Task requirements: Working from the line that contains "Serialize everything readable" to the final line, transcribe each line exactly. No pictures belong in the copy.
<<<<
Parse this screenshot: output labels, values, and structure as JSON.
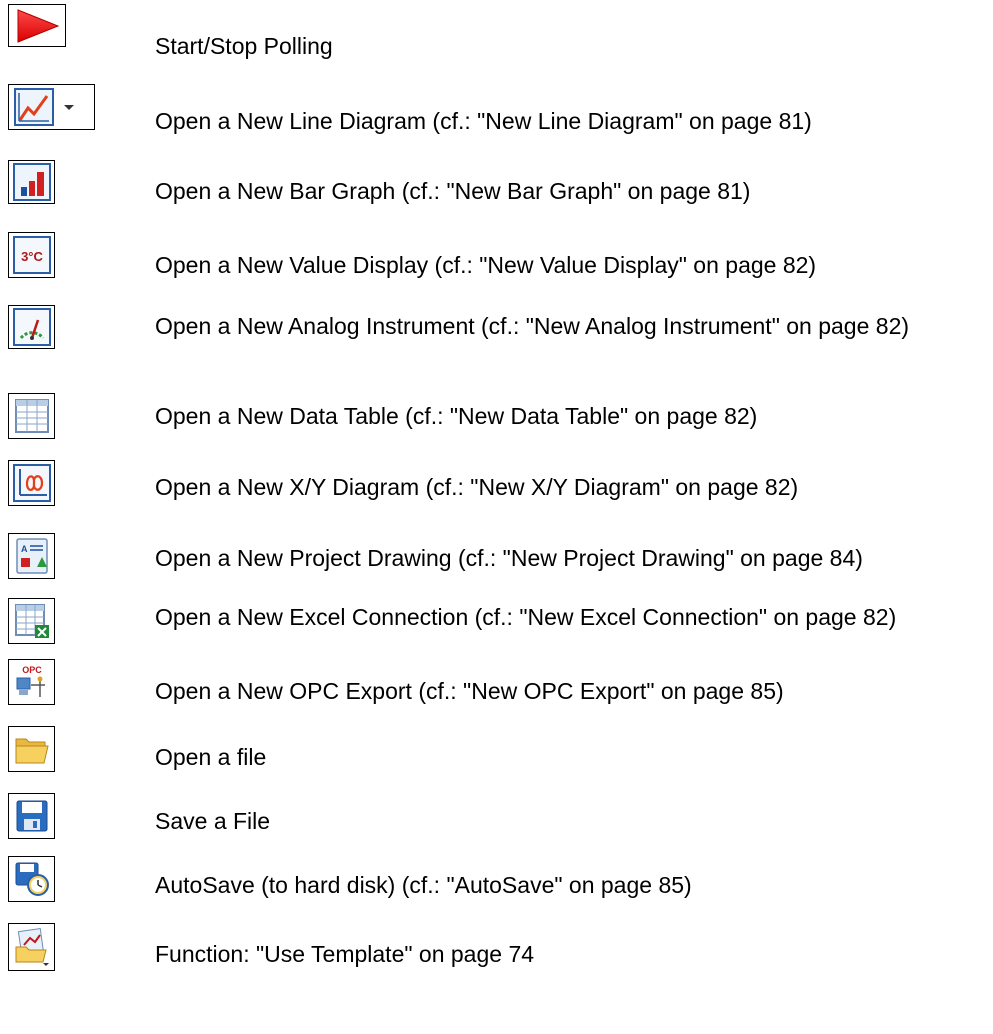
{
  "items": [
    {
      "icon": "play-icon",
      "label": "Start/Stop Polling"
    },
    {
      "icon": "line-diagram-icon",
      "label": "Open a New Line Diagram (cf.: \"New Line Diagram\" on page 81)"
    },
    {
      "icon": "bar-graph-icon",
      "label": "Open a New Bar Graph (cf.: \"New Bar Graph\" on page 81)"
    },
    {
      "icon": "value-display-icon",
      "icon_text": "3°C",
      "label": "Open a New Value Display (cf.: \"New Value Display\" on page 82)"
    },
    {
      "icon": "analog-instrument-icon",
      "label": "Open a New Analog Instrument (cf.: \"New Analog Instrument\" on page 82)"
    },
    {
      "icon": "data-table-icon",
      "label": "Open a New Data Table (cf.: \"New Data Table\" on page 82)"
    },
    {
      "icon": "xy-diagram-icon",
      "label": "Open a New X/Y Diagram (cf.: \"New X/Y Diagram\" on page 82)"
    },
    {
      "icon": "project-drawing-icon",
      "label": "Open a New Project Drawing (cf.: \"New Project Drawing\" on page 84)"
    },
    {
      "icon": "excel-connection-icon",
      "label": "Open a New Excel Connection (cf.: \"New Excel Connection\" on page 82)"
    },
    {
      "icon": "opc-export-icon",
      "icon_text": "OPC",
      "label": "Open a New OPC Export (cf.: \"New OPC Export\" on page 85)"
    },
    {
      "icon": "folder-open-icon",
      "label": "Open a file"
    },
    {
      "icon": "save-disk-icon",
      "label": "Save a File"
    },
    {
      "icon": "autosave-icon",
      "label": "AutoSave (to hard disk) (cf.: \"AutoSave\" on page 85)"
    },
    {
      "icon": "use-template-icon",
      "label": "Function: \"Use Template\" on page 74"
    }
  ]
}
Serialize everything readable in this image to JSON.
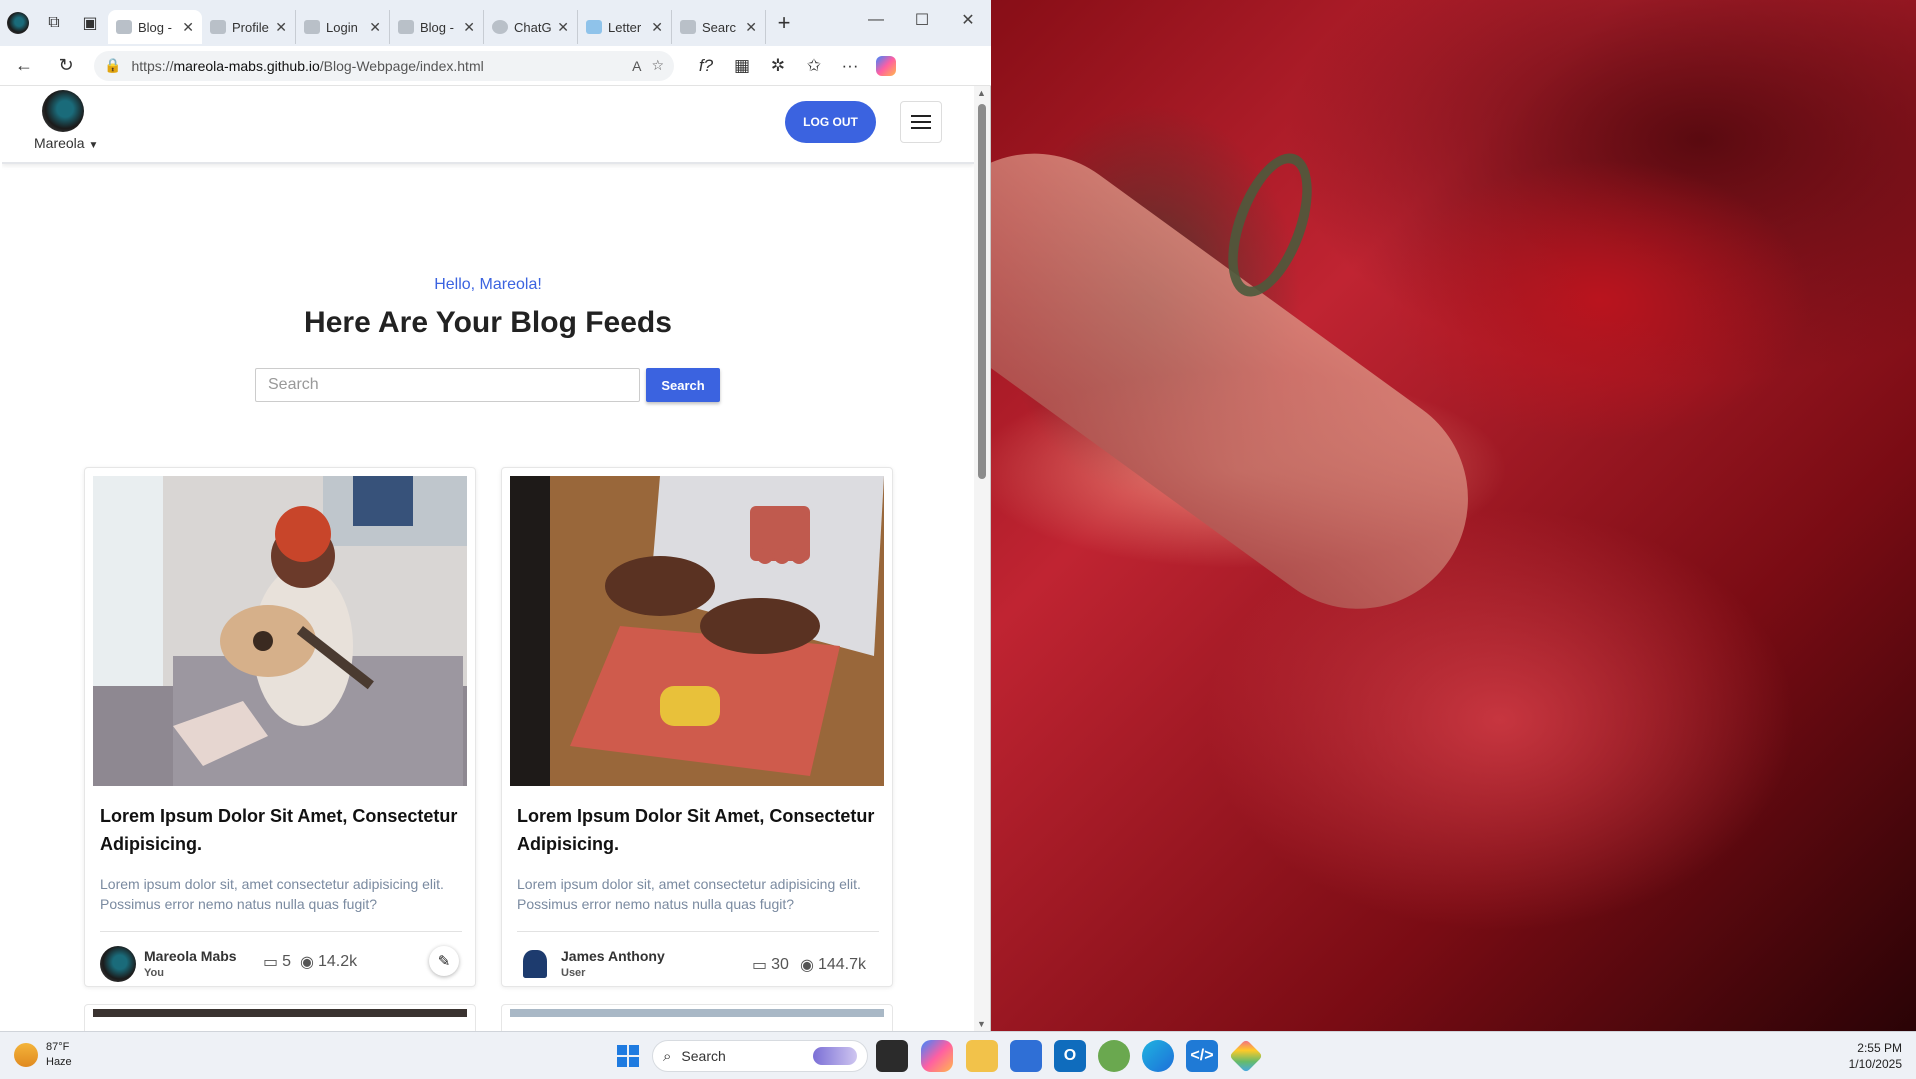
{
  "browser": {
    "tabs": [
      {
        "label": "Blog -",
        "active": true
      },
      {
        "label": "Profile",
        "active": false
      },
      {
        "label": "Login",
        "active": false
      },
      {
        "label": "Blog -",
        "active": false
      },
      {
        "label": "ChatG",
        "active": false
      },
      {
        "label": "Letter",
        "active": false
      },
      {
        "label": "Searc",
        "active": false
      }
    ],
    "url_prefix": "https://",
    "url_host": "mareola-mabs.github.io",
    "url_path": "/Blog-Webpage/index.html"
  },
  "site": {
    "profile_name": "Mareola",
    "logout_label": "LOG OUT",
    "greeting": "Hello, Mareola!",
    "feed_title": "Here Are Your Blog Feeds",
    "search_placeholder": "Search",
    "search_button": "Search",
    "posts": [
      {
        "title": "Lorem Ipsum Dolor Sit Amet, Consectetur Adipisicing.",
        "excerpt": "Lorem ipsum dolor sit, amet consectetur adipisicing elit. Possimus error nemo natus nulla quas fugit?",
        "author": "Mareola Mabs",
        "role": "You",
        "comments": "5",
        "views": "14.2k"
      },
      {
        "title": "Lorem Ipsum Dolor Sit Amet, Consectetur Adipisicing.",
        "excerpt": "Lorem ipsum dolor sit, amet consectetur adipisicing elit. Possimus error nemo natus nulla quas fugit?",
        "author": "James Anthony",
        "role": "User",
        "comments": "30",
        "views": "144.7k"
      }
    ]
  },
  "taskbar": {
    "temperature": "87°F",
    "condition": "Haze",
    "search_label": "Search",
    "time": "2:55 PM",
    "date": "1/10/2025"
  },
  "colors": {
    "accent": "#3b63e0",
    "excerpt": "#7a8aa0"
  }
}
>>>>
Written reply:
Serialize everything readable in this image to JSON.
{
  "browser": {
    "tabs": [
      {
        "label": "Blog -",
        "active": true
      },
      {
        "label": "Profile",
        "active": false
      },
      {
        "label": "Login",
        "active": false
      },
      {
        "label": "Blog -",
        "active": false
      },
      {
        "label": "ChatG",
        "active": false
      },
      {
        "label": "Letter",
        "active": false
      },
      {
        "label": "Searc",
        "active": false
      }
    ],
    "url_prefix": "https://",
    "url_host": "mareola-mabs.github.io",
    "url_path": "/Blog-Webpage/index.html"
  },
  "site": {
    "profile_name": "Mareola",
    "logout_label": "LOG OUT",
    "greeting": "Hello, Mareola!",
    "feed_title": "Here Are Your Blog Feeds",
    "search_placeholder": "Search",
    "search_button": "Search",
    "posts": [
      {
        "title": "Lorem Ipsum Dolor Sit Amet, Consectetur Adipisicing.",
        "excerpt": "Lorem ipsum dolor sit, amet consectetur adipisicing elit. Possimus error nemo natus nulla quas fugit?",
        "author": "Mareola Mabs",
        "role": "You",
        "comments": "5",
        "views": "14.2k"
      },
      {
        "title": "Lorem Ipsum Dolor Sit Amet, Consectetur Adipisicing.",
        "excerpt": "Lorem ipsum dolor sit, amet consectetur adipisicing elit. Possimus error nemo natus nulla quas fugit?",
        "author": "James Anthony",
        "role": "User",
        "comments": "30",
        "views": "144.7k"
      }
    ]
  },
  "taskbar": {
    "temperature": "87°F",
    "condition": "Haze",
    "search_label": "Search",
    "time": "2:55 PM",
    "date": "1/10/2025"
  },
  "colors": {
    "accent": "#3b63e0",
    "excerpt": "#7a8aa0"
  }
}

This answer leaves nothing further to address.